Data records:

+ + +

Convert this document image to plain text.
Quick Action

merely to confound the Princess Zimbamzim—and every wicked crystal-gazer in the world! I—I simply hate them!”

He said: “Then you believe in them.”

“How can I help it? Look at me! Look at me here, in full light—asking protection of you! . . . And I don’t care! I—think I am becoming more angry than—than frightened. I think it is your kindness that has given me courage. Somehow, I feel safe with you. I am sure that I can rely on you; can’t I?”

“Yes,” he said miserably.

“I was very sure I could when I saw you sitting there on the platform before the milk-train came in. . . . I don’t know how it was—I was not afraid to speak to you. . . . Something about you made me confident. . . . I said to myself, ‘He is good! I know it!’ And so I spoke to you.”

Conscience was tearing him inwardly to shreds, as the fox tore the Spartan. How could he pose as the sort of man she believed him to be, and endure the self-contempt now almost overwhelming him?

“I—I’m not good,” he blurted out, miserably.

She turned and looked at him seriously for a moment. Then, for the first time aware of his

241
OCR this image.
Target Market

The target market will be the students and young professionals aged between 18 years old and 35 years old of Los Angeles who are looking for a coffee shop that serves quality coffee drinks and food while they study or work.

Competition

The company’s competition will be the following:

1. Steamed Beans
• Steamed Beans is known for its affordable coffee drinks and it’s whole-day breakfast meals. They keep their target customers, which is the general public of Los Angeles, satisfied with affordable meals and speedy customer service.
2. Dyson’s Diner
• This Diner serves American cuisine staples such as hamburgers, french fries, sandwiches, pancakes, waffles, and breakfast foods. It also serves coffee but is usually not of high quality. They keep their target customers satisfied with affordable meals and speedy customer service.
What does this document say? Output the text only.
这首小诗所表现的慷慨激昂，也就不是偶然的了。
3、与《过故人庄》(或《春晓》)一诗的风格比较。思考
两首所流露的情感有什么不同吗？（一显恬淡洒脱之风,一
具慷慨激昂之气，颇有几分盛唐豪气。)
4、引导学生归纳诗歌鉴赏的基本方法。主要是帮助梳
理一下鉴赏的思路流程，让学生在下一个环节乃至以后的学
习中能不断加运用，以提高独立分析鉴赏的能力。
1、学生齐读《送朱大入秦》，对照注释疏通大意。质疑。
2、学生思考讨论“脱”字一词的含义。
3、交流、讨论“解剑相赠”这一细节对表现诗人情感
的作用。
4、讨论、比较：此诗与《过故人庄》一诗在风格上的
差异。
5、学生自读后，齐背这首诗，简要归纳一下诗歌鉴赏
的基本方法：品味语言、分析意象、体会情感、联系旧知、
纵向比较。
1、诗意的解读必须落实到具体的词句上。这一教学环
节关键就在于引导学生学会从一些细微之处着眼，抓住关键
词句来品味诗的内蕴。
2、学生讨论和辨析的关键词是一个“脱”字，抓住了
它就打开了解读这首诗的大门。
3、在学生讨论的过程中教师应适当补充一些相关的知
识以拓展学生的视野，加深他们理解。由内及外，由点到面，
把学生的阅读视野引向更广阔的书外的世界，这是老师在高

+ + +

- **OBJECTIVE**: Every line above needs to be retyped exactly.

- **RESULT OF THIS TASK**:
Convert this document image to plain text.
Quick Action

merely to confound the Princess Zimbamzim—and every wicked crystal-gazer in the world! I—I simply hate them!”

He said: “Then you believe in them.”

“How can I help it? Look at me! Look at me here, in full light—asking protection of you! . . . And I don’t care! I—think I am becoming more angry than—than frightened. I think it is your kindness that has given me courage. Somehow, I feel safe with you. I am sure that I can rely on you; can’t I?”

“Yes,” he said miserably.

“I was very sure I could when I saw you sitting there on the platform before the milk-train came in. . . . I don’t know how it was—I was not afraid to speak to you. . . . Something about you made me confident. . . . I said to myself, ‘He is good! I know it!’ And so I spoke to you.”

Conscience was tearing him inwardly to shreds, as the fox tore the Spartan. How could he pose as the sort of man she believed him to be, and endure the self-contempt now almost overwhelming him?

“I—I’m not good,” he blurted out, miserably.

She turned and looked at him seriously for a moment. Then, for the first time aware of his

241
OCR this image.
Target Market

The target market will be the students and young professionals aged between 18 years old and 35 years old of Los Angeles who are looking for a coffee shop that serves quality coffee drinks and food while they study or work.

Competition

The company’s competition will be the following:

1. Steamed Beans
• Steamed Beans is known for its affordable coffee drinks and it’s whole-day breakfast meals. They keep their target customers, which is the general public of Los Angeles, satisfied with affordable meals and speedy customer service.
2. Dyson’s Diner
• This Diner serves American cuisine staples such as hamburgers, french fries, sandwiches, pancakes, waffles, and breakfast foods. It also serves coffee but is usually not of high quality. They keep their target customers satisfied with affordable meals and speedy customer service.
What does this document say? Output the text only.
这首小诗所表现的慷慨激昂，也就不是偶然的了。
3、与《过故人庄》(或《春晓》)一诗的风格比较。思考
两首所流露的情感有什么不同吗？（一显恬淡洒脱之风,一
具慷慨激昂之气，颇有几分盛唐豪气。)
4、引导学生归纳诗歌鉴赏的基本方法。主要是帮助梳
理一下鉴赏的思路流程，让学生在下一个环节乃至以后的学
习中能不断加运用，以提高独立分析鉴赏的能力。
1、学生齐读《送朱大入秦》，对照注释疏通大意。质疑。
2、学生思考讨论“脱”字一词的含义。
3、交流、讨论“解剑相赠”这一细节对表现诗人情感
的作用。
4、讨论、比较：此诗与《过故人庄》一诗在风格上的
差异。
5、学生自读后，齐背这首诗，简要归纳一下诗歌鉴赏
的基本方法：品味语言、分析意象、体会情感、联系旧知、
纵向比较。
1、诗意的解读必须落实到具体的词句上。这一教学环
节关键就在于引导学生学会从一些细微之处着眼，抓住关键
词句来品味诗的内蕴。
2、学生讨论和辨析的关键词是一个“脱”字，抓住了
它就打开了解读这首诗的大门。
3、在学生讨论的过程中教师应适当补充一些相关的知
识以拓展学生的视野，加深他们理解。由内及外，由点到面，
把学生的阅读视野引向更广阔的书外的世界，这是老师在高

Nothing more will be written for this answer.